_GIVEN EXERCISE:_ Word for word, print each line of the listing below; pictures stay out.

_RECORD SET:_
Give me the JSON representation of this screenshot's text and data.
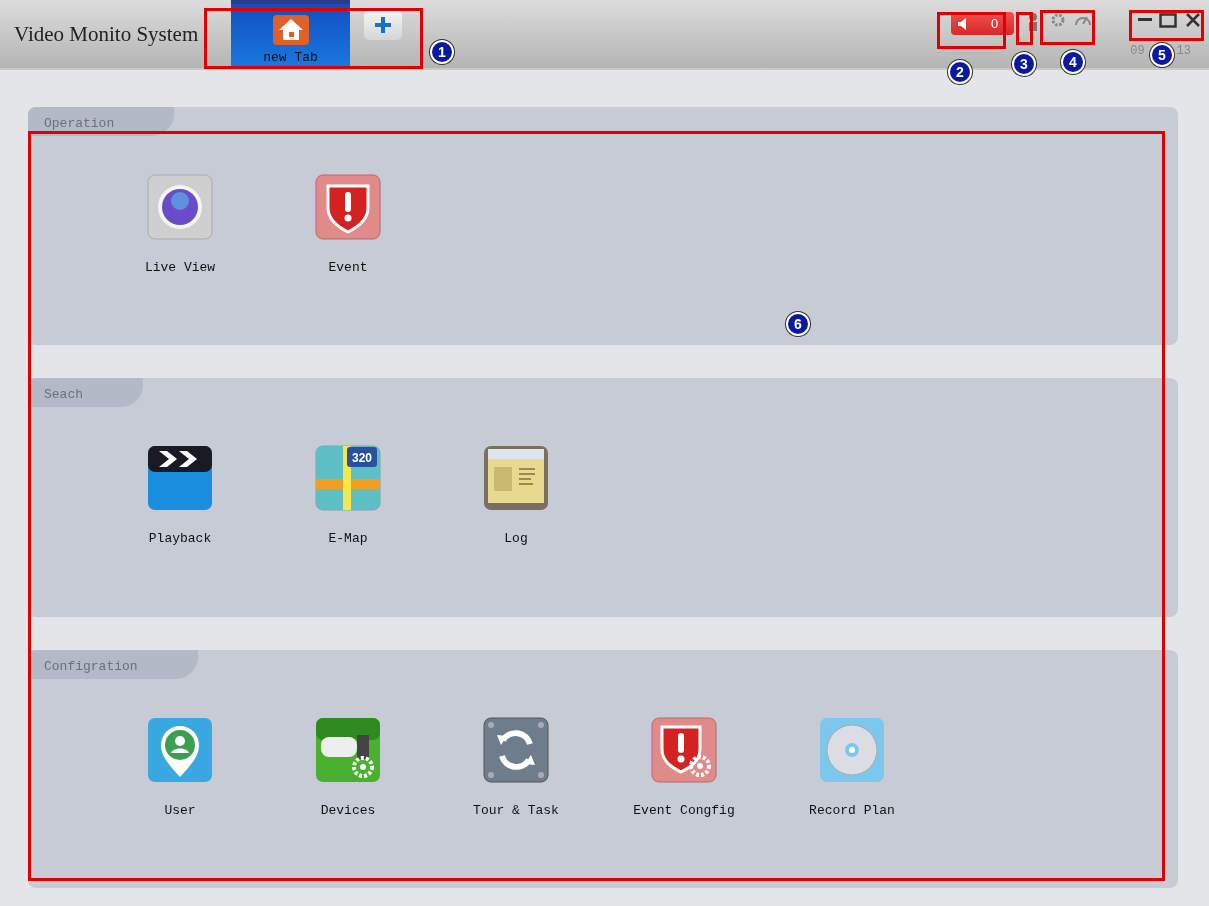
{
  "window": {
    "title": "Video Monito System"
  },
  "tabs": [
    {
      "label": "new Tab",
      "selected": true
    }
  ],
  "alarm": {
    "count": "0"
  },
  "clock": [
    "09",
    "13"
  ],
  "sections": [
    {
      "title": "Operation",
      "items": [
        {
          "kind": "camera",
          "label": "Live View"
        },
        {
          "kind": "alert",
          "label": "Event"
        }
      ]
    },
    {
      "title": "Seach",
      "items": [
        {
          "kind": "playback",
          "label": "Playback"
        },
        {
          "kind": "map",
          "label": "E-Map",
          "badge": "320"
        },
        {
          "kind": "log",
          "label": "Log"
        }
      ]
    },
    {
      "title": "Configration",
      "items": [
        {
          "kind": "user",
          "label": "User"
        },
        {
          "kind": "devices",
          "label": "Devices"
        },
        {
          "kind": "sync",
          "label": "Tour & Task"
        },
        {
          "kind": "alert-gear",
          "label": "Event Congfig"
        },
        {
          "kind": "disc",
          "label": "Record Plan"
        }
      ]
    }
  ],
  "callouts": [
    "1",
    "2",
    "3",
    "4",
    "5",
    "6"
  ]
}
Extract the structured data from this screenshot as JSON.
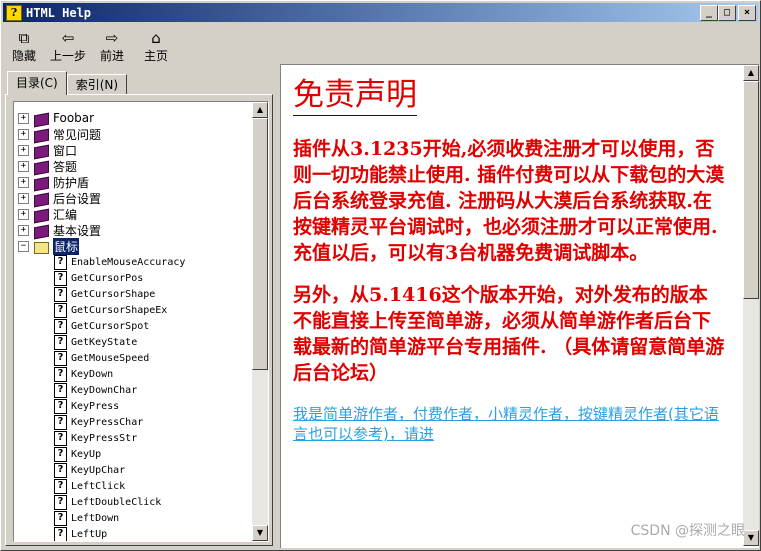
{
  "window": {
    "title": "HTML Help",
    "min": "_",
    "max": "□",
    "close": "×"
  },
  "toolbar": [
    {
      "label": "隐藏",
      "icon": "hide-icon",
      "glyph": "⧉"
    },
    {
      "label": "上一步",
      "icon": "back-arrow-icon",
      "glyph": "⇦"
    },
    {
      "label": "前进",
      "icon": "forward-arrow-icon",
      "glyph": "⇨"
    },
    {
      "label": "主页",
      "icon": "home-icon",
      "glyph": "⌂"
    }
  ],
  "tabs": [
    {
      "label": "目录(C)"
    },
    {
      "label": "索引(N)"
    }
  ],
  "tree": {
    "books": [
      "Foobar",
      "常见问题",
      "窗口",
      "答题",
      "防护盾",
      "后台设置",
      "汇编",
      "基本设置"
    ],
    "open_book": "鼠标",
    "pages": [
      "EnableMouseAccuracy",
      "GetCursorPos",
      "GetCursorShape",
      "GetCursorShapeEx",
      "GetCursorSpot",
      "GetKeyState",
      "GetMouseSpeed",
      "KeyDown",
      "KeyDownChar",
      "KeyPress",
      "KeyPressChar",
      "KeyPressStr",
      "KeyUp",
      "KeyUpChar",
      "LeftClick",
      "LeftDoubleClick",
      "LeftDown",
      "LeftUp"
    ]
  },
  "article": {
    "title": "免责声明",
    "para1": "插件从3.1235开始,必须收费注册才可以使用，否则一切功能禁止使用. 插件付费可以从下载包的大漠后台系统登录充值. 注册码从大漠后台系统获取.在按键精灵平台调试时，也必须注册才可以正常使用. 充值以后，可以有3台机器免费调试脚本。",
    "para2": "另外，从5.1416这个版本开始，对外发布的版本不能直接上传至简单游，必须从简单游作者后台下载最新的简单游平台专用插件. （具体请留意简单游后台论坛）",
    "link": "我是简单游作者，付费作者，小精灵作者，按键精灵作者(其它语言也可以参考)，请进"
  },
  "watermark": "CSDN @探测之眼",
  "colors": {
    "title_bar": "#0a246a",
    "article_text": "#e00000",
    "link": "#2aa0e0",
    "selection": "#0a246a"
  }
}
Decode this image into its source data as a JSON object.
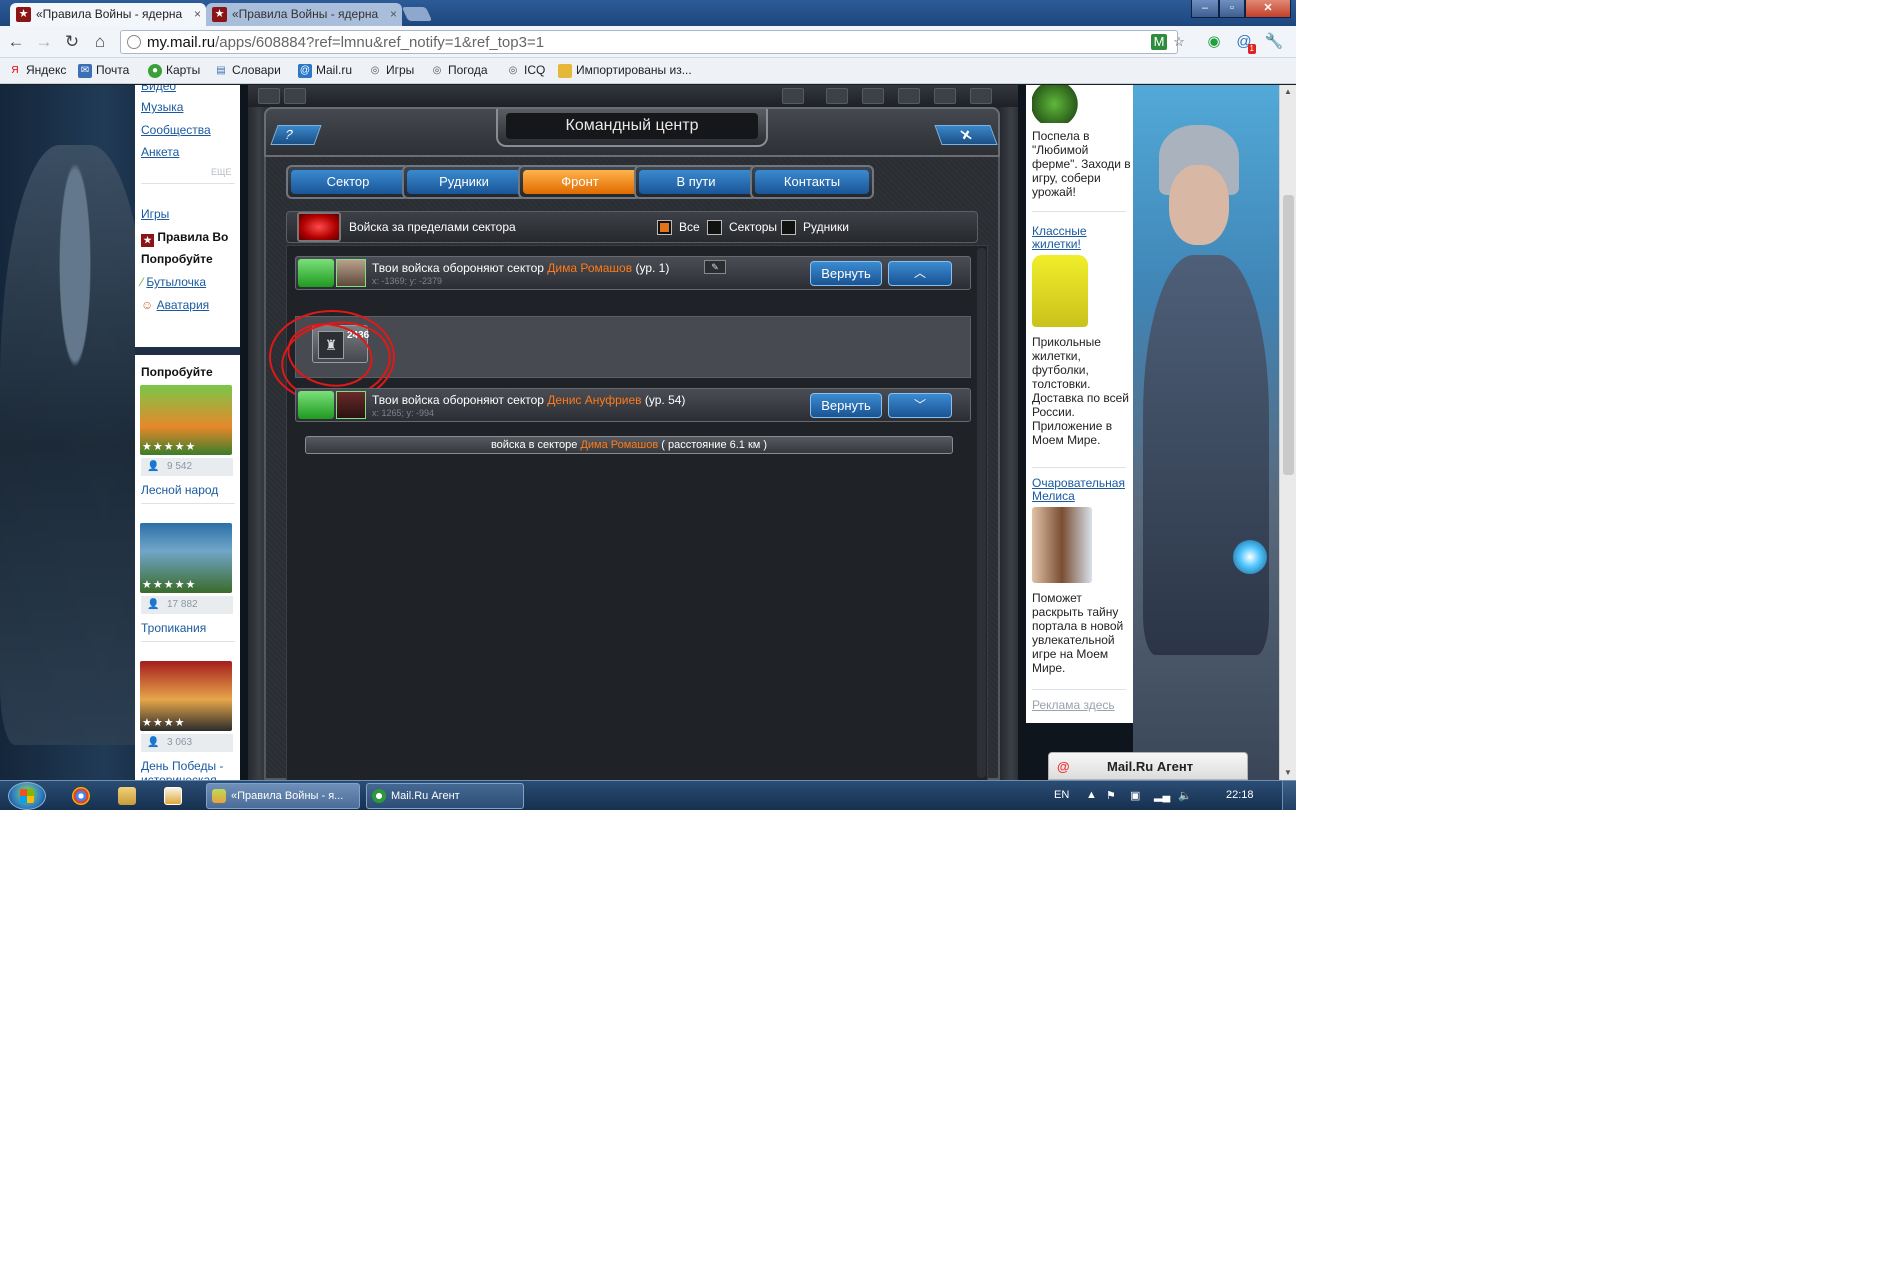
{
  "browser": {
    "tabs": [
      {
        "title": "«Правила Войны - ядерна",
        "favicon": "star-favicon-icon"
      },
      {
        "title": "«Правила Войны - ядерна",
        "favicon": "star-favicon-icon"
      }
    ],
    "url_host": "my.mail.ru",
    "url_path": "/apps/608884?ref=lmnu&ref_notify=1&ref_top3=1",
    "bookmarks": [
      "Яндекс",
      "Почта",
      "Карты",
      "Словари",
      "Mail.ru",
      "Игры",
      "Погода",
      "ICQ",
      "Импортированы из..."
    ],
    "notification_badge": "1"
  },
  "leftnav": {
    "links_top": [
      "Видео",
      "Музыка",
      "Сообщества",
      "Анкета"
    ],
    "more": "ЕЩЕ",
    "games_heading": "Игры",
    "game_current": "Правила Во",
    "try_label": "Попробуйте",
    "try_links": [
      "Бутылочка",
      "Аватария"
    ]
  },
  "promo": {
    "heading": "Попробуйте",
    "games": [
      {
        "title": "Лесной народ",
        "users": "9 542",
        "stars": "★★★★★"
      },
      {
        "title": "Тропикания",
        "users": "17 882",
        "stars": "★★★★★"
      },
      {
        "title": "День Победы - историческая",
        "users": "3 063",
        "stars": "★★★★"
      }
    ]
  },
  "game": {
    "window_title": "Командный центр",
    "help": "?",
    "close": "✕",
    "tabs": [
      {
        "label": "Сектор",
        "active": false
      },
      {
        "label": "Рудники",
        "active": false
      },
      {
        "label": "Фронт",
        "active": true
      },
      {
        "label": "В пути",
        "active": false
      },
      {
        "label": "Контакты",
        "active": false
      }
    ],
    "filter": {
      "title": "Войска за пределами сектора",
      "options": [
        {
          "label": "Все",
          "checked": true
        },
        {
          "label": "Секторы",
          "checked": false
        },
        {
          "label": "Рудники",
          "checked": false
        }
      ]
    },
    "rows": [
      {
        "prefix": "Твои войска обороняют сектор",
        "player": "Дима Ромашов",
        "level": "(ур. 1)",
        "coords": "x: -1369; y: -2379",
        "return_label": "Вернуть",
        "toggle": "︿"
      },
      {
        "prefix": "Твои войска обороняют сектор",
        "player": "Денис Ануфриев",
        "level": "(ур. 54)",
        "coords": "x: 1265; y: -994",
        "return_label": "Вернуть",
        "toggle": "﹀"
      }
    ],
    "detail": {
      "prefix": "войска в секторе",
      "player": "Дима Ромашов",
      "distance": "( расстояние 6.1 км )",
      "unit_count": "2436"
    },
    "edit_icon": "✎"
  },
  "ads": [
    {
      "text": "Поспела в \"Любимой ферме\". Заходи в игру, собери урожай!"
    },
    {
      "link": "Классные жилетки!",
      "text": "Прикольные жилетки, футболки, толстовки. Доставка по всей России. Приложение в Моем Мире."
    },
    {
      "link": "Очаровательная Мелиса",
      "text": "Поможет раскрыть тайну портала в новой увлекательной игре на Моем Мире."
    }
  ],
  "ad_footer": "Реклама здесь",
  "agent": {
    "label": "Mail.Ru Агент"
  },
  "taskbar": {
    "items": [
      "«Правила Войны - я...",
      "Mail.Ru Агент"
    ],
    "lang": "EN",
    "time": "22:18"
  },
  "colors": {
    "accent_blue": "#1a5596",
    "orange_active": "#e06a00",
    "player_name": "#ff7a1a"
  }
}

_TASK RESULT:_
Give me the JSON representation of this screenshot's text and data.
{
  "window": {
    "title": "Video Monito System"
  },
  "tabs": [
    {
      "label": "new Tab",
      "selected": true
    }
  ],
  "alarm": {
    "count": "0"
  },
  "clock": [
    "09",
    "13"
  ],
  "sections": [
    {
      "title": "Operation",
      "items": [
        {
          "kind": "camera",
          "label": "Live View"
        },
        {
          "kind": "alert",
          "label": "Event"
        }
      ]
    },
    {
      "title": "Seach",
      "items": [
        {
          "kind": "playback",
          "label": "Playback"
        },
        {
          "kind": "map",
          "label": "E-Map",
          "badge": "320"
        },
        {
          "kind": "log",
          "label": "Log"
        }
      ]
    },
    {
      "title": "Configration",
      "items": [
        {
          "kind": "user",
          "label": "User"
        },
        {
          "kind": "devices",
          "label": "Devices"
        },
        {
          "kind": "sync",
          "label": "Tour & Task"
        },
        {
          "kind": "alert-gear",
          "label": "Event Congfig"
        },
        {
          "kind": "disc",
          "label": "Record Plan"
        }
      ]
    }
  ],
  "callouts": [
    "1",
    "2",
    "3",
    "4",
    "5",
    "6"
  ]
}
Extract the structured data from this screenshot as JSON.
{
  "window": {
    "title": "HTML Help",
    "min": "_",
    "max": "□",
    "close": "×"
  },
  "toolbar": [
    {
      "label": "隐藏",
      "icon": "hide-icon",
      "glyph": "⧉"
    },
    {
      "label": "上一步",
      "icon": "back-arrow-icon",
      "glyph": "⇦"
    },
    {
      "label": "前进",
      "icon": "forward-arrow-icon",
      "glyph": "⇨"
    },
    {
      "label": "主页",
      "icon": "home-icon",
      "glyph": "⌂"
    }
  ],
  "tabs": [
    {
      "label": "目录(C)"
    },
    {
      "label": "索引(N)"
    }
  ],
  "tree": {
    "books": [
      "Foobar",
      "常见问题",
      "窗口",
      "答题",
      "防护盾",
      "后台设置",
      "汇编",
      "基本设置"
    ],
    "open_book": "鼠标",
    "pages": [
      "EnableMouseAccuracy",
      "GetCursorPos",
      "GetCursorShape",
      "GetCursorShapeEx",
      "GetCursorSpot",
      "GetKeyState",
      "GetMouseSpeed",
      "KeyDown",
      "KeyDownChar",
      "KeyPress",
      "KeyPressChar",
      "KeyPressStr",
      "KeyUp",
      "KeyUpChar",
      "LeftClick",
      "LeftDoubleClick",
      "LeftDown",
      "LeftUp"
    ]
  },
  "article": {
    "title": "免责声明",
    "para1": "插件从3.1235开始,必须收费注册才可以使用，否则一切功能禁止使用. 插件付费可以从下载包的大漠后台系统登录充值. 注册码从大漠后台系统获取.在按键精灵平台调试时，也必须注册才可以正常使用. 充值以后，可以有3台机器免费调试脚本。",
    "para2": "另外，从5.1416这个版本开始，对外发布的版本不能直接上传至简单游，必须从简单游作者后台下载最新的简单游平台专用插件. （具体请留意简单游后台论坛）",
    "link": "我是简单游作者，付费作者，小精灵作者，按键精灵作者(其它语言也可以参考)，请进"
  },
  "watermark": "CSDN @探测之眼",
  "colors": {
    "title_bar": "#0a246a",
    "article_text": "#e00000",
    "link": "#2aa0e0",
    "selection": "#0a246a"
  }
}
Decode this image into its source data as a JSON object.
{
  "browser": {
    "tabs": [
      {
        "title": "«Правила Войны - ядерна",
        "favicon": "star-favicon-icon"
      },
      {
        "title": "«Правила Войны - ядерна",
        "favicon": "star-favicon-icon"
      }
    ],
    "url_host": "my.mail.ru",
    "url_path": "/apps/608884?ref=lmnu&ref_notify=1&ref_top3=1",
    "bookmarks": [
      "Яндекс",
      "Почта",
      "Карты",
      "Словари",
      "Mail.ru",
      "Игры",
      "Погода",
      "ICQ",
      "Импортированы из..."
    ],
    "notification_badge": "1"
  },
  "leftnav": {
    "links_top": [
      "Видео",
      "Музыка",
      "Сообщества",
      "Анкета"
    ],
    "more": "ЕЩЕ",
    "games_heading": "Игры",
    "game_current": "Правила Во",
    "try_label": "Попробуйте",
    "try_links": [
      "Бутылочка",
      "Аватария"
    ]
  },
  "promo": {
    "heading": "Попробуйте",
    "games": [
      {
        "title": "Лесной народ",
        "users": "9 542",
        "stars": "★★★★★"
      },
      {
        "title": "Тропикания",
        "users": "17 882",
        "stars": "★★★★★"
      },
      {
        "title": "День Победы - историческая",
        "users": "3 063",
        "stars": "★★★★"
      }
    ]
  },
  "game": {
    "window_title": "Командный центр",
    "help": "?",
    "close": "✕",
    "tabs": [
      {
        "label": "Сектор",
        "active": false
      },
      {
        "label": "Рудники",
        "active": false
      },
      {
        "label": "Фронт",
        "active": true
      },
      {
        "label": "В пути",
        "active": false
      },
      {
        "label": "Контакты",
        "active": false
      }
    ],
    "filter": {
      "title": "Войска за пределами сектора",
      "options": [
        {
          "label": "Все",
          "checked": true
        },
        {
          "label": "Секторы",
          "checked": false
        },
        {
          "label": "Рудники",
          "checked": false
        }
      ]
    },
    "rows": [
      {
        "prefix": "Твои войска обороняют сектор",
        "player": "Дима Ромашов",
        "level": "(ур. 1)",
        "coords": "x: -1369; y: -2379",
        "return_label": "Вернуть",
        "toggle": "︿"
      },
      {
        "prefix": "Твои войска обороняют сектор",
        "player": "Денис Ануфриев",
        "level": "(ур. 54)",
        "coords": "x: 1265; y: -994",
        "return_label": "Вернуть",
        "toggle": "﹀"
      }
    ],
    "detail": {
      "prefix": "войска в секторе",
      "player": "Дима Ромашов",
      "distance": "( расстояние 6.1 км )",
      "unit_count": "2436"
    },
    "edit_icon": "✎"
  },
  "ads": [
    {
      "text": "Поспела в \"Любимой ферме\". Заходи в игру, собери урожай!"
    },
    {
      "link": "Классные жилетки!",
      "text": "Прикольные жилетки, футболки, толстовки. Доставка по всей России. Приложение в Моем Мире."
    },
    {
      "link": "Очаровательная Мелиса",
      "text": "Поможет раскрыть тайну портала в новой увлекательной игре на Моем Мире."
    }
  ],
  "ad_footer": "Реклама здесь",
  "agent": {
    "label": "Mail.Ru Агент"
  },
  "taskbar": {
    "items": [
      "«Правила Войны - я...",
      "Mail.Ru Агент"
    ],
    "lang": "EN",
    "time": "22:18"
  },
  "colors": {
    "accent_blue": "#1a5596",
    "orange_active": "#e06a00",
    "player_name": "#ff7a1a"
  }
}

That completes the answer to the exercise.